# start of Supplied records

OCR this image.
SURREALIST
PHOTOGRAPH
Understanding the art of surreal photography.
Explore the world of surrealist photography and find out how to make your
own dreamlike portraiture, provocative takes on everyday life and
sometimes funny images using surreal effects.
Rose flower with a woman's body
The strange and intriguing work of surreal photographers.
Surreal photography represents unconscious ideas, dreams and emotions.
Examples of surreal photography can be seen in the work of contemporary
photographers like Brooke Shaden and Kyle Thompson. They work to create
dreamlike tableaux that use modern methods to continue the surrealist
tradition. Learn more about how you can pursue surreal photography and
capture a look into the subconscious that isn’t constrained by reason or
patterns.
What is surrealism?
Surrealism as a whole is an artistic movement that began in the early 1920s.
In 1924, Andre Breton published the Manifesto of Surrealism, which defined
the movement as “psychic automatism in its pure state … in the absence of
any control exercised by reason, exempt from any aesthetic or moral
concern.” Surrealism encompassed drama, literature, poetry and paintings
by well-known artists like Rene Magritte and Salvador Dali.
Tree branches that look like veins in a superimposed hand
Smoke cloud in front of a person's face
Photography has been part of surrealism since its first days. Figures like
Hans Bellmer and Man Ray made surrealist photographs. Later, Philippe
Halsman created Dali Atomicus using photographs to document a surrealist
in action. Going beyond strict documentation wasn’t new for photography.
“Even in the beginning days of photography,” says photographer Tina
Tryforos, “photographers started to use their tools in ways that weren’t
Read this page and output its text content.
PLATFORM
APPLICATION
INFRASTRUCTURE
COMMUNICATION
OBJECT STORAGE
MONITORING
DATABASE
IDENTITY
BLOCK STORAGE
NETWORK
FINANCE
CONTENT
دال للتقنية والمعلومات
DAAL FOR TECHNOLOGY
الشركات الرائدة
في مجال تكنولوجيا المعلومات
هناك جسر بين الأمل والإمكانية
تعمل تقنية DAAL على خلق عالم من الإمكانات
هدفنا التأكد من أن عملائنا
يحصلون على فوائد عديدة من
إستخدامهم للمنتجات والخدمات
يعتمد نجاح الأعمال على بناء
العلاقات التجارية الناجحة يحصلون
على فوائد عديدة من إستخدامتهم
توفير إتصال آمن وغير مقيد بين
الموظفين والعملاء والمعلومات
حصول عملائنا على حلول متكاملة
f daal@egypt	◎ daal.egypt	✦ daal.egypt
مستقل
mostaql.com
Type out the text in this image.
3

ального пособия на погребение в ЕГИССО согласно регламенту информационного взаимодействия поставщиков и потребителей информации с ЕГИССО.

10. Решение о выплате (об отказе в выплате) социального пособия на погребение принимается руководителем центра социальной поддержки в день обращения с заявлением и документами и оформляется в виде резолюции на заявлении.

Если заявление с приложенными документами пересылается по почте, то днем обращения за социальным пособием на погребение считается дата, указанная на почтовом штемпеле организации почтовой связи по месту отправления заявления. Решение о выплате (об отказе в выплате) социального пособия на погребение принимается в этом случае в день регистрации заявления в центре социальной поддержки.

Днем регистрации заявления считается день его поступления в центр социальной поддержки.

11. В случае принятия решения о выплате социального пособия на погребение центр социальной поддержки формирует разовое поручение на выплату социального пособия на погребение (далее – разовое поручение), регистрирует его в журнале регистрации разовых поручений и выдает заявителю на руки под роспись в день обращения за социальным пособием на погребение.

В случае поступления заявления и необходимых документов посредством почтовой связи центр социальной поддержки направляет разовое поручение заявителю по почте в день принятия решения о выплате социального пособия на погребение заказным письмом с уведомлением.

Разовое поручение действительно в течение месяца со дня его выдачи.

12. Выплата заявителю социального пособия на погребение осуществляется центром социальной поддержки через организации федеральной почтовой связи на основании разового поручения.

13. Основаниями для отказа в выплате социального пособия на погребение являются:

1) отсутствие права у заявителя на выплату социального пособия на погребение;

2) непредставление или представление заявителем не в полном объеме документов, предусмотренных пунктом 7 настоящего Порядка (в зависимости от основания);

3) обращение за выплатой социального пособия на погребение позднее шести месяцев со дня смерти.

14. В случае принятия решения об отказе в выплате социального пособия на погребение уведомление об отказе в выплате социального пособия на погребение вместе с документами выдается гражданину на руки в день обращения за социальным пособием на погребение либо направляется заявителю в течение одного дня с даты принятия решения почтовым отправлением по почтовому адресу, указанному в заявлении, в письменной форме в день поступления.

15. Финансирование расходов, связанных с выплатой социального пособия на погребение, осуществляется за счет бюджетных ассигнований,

# end of Supplied records

-- Stated exercise --
Choose all lines containing the string "يحصلون" and copy them out.

-- Final result --
يحصلون على فوائد عديدة من
العلاقات التجارية الناجحة يحصلون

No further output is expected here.